-- begin Source document --
FIG. 17(A) provides a graphical representation of a quasi-static representation of Stress, σ versus Strain, ε for 0-0 core configuration. FIGS. 17(B)-(G) represent the lattice core structure at various percentages of strain, ε, levels.

FIG. 18(A) provides a graphical representation of quasi-static representation of Stress, σ versus Strain, ε for 0/90 core configuration. FIGS. 18(B)-(G) represent the lattice core structure at various percentages of strain, ε, levels. FIG. 19(A) provides a graphical representation of quasi-static representation of Stress, σ versus Strain, ε for 0-90-V core configuration. FIGS. 19(B)-(G) represent the lattice core structure at various percentages of strain, ε, levels.

FIG. 20(A) provides a graphical representation of quasi-static representation of Stress, σ versus Strain, ε for 0-90-V core configuration. FIGS. 20(B)-(G) represent the lattice core structure at various percentages of strains, ε, levels.
-- end Source document --
-- begin Data segment --
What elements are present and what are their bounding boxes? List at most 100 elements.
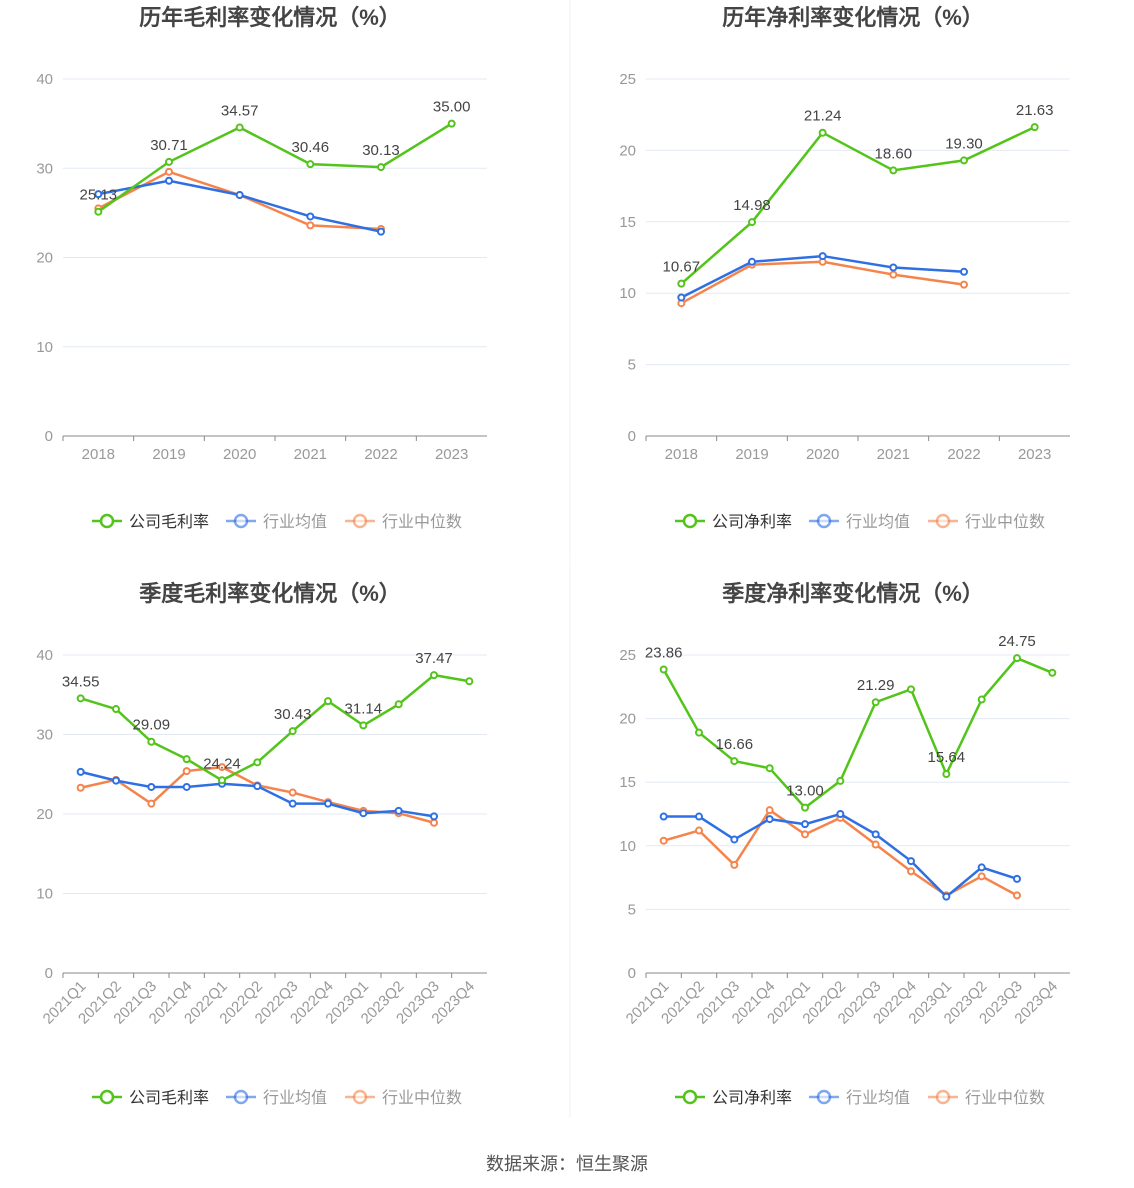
-- end Data segment --
**What the exercise asks**
Could you restate the figure descriptions, starting at "FIG. 20(A) provides" and ending at "strains, ε, levels.", with "graphical representation" swapped for "plot"?

**Task output**
FIG. 20(A) provides a plot of quasi-static representation of Stress, σ versus Strain, ε for 0-90-V core configuration. FIGS. 20(B)-(G) represent the lattice core structure at various percentages of strains, ε, levels.